* start Data listing *

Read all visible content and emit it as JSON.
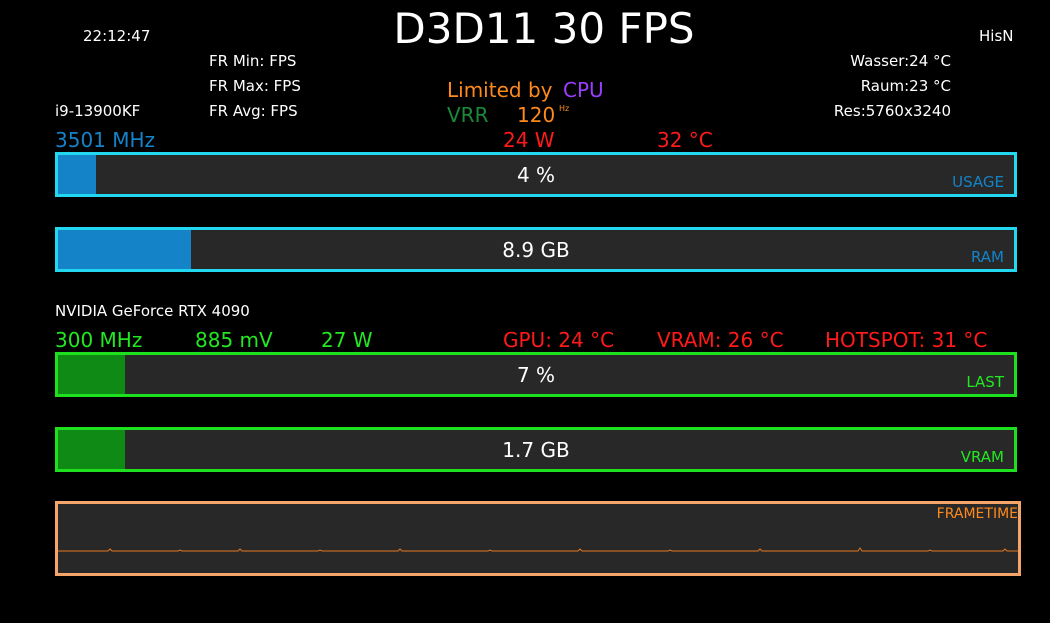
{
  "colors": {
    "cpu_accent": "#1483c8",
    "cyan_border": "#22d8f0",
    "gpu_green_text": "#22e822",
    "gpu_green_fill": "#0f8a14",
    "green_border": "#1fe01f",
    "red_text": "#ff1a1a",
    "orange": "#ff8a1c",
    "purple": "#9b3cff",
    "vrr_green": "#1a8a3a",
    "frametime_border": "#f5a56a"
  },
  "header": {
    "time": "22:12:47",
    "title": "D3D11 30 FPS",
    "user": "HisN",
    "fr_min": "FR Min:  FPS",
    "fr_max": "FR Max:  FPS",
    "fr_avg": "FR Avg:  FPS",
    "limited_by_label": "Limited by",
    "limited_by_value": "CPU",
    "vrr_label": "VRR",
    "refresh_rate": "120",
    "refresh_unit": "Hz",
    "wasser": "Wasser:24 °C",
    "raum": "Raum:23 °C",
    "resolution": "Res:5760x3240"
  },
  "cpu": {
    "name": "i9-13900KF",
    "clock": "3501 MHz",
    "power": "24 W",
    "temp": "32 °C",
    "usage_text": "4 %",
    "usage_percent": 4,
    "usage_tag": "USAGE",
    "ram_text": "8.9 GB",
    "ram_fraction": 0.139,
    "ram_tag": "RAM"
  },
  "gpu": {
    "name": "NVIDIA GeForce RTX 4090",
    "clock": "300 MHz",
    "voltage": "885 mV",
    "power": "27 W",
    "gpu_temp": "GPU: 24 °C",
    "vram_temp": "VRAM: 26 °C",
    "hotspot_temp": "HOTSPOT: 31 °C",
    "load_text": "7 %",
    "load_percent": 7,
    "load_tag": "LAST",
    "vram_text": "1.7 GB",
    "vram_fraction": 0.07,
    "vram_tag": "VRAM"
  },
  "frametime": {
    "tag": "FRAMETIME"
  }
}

* end Data listing *

Stated exercise
Pictures don't belong in the copy. Restate all the entries exactly.

Answer
Read all visible content and emit it as JSON.
{
  "colors": {
    "cpu_accent": "#1483c8",
    "cyan_border": "#22d8f0",
    "gpu_green_text": "#22e822",
    "gpu_green_fill": "#0f8a14",
    "green_border": "#1fe01f",
    "red_text": "#ff1a1a",
    "orange": "#ff8a1c",
    "purple": "#9b3cff",
    "vrr_green": "#1a8a3a",
    "frametime_border": "#f5a56a"
  },
  "header": {
    "time": "22:12:47",
    "title": "D3D11 30 FPS",
    "user": "HisN",
    "fr_min": "FR Min:  FPS",
    "fr_max": "FR Max:  FPS",
    "fr_avg": "FR Avg:  FPS",
    "limited_by_label": "Limited by",
    "limited_by_value": "CPU",
    "vrr_label": "VRR",
    "refresh_rate": "120",
    "refresh_unit": "Hz",
    "wasser": "Wasser:24 °C",
    "raum": "Raum:23 °C",
    "resolution": "Res:5760x3240"
  },
  "cpu": {
    "name": "i9-13900KF",
    "clock": "3501 MHz",
    "power": "24 W",
    "temp": "32 °C",
    "usage_text": "4 %",
    "usage_percent": 4,
    "usage_tag": "USAGE",
    "ram_text": "8.9 GB",
    "ram_fraction": 0.139,
    "ram_tag": "RAM"
  },
  "gpu": {
    "name": "NVIDIA GeForce RTX 4090",
    "clock": "300 MHz",
    "voltage": "885 mV",
    "power": "27 W",
    "gpu_temp": "GPU: 24 °C",
    "vram_temp": "VRAM: 26 °C",
    "hotspot_temp": "HOTSPOT: 31 °C",
    "load_text": "7 %",
    "load_percent": 7,
    "load_tag": "LAST",
    "vram_text": "1.7 GB",
    "vram_fraction": 0.07,
    "vram_tag": "VRAM"
  },
  "frametime": {
    "tag": "FRAMETIME"
  }
}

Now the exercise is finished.